Stated problem:
Of the lines listed below, how many contain the string "domestic"? Answer with the number alone.
------------------------------
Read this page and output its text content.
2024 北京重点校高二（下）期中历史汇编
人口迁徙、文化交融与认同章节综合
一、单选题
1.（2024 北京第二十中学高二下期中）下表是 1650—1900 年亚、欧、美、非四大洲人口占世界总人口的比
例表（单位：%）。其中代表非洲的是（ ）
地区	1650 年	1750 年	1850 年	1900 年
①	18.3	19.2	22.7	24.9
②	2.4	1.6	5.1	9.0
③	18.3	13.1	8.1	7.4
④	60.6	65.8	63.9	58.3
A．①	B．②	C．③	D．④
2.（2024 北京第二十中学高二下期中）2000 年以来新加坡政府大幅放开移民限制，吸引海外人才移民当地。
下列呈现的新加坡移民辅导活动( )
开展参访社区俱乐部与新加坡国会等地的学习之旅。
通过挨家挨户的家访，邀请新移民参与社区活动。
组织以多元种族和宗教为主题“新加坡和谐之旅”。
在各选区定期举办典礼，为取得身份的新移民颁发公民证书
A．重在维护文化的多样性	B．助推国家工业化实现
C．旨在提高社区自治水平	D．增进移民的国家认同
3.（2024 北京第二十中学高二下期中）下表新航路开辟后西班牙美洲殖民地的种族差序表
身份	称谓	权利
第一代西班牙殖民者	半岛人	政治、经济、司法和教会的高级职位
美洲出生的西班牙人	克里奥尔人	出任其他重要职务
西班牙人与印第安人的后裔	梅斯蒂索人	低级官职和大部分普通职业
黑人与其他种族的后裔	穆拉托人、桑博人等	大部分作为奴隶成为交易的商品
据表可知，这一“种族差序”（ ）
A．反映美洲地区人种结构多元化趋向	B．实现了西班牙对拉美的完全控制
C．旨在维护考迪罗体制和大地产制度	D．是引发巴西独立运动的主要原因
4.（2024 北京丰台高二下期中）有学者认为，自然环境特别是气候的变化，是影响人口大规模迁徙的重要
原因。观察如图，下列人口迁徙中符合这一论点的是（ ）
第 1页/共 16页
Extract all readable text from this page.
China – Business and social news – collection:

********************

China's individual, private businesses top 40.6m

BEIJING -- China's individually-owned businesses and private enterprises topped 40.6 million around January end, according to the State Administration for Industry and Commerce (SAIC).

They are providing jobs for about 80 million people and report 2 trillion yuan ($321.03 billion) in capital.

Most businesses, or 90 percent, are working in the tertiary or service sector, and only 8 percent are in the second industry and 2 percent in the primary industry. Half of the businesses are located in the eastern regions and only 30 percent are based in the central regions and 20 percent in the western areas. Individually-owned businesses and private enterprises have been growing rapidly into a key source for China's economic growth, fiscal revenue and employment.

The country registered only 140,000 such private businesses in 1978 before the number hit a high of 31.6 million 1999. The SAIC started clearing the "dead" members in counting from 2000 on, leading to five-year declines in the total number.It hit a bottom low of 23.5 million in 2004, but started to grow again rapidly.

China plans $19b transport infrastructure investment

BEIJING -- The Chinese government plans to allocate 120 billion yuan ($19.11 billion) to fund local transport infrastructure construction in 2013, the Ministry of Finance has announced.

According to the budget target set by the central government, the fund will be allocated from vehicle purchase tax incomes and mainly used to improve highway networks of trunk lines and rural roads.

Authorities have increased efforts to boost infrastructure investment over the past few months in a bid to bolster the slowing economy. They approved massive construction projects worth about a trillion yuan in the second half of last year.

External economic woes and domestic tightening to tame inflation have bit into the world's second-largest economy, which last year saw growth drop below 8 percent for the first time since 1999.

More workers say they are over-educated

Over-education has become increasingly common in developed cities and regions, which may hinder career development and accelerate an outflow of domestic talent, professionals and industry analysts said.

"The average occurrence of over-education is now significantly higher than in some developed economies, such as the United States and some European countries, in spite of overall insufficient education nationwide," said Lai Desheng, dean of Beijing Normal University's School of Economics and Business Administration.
------------------------------
Exercise solution:
2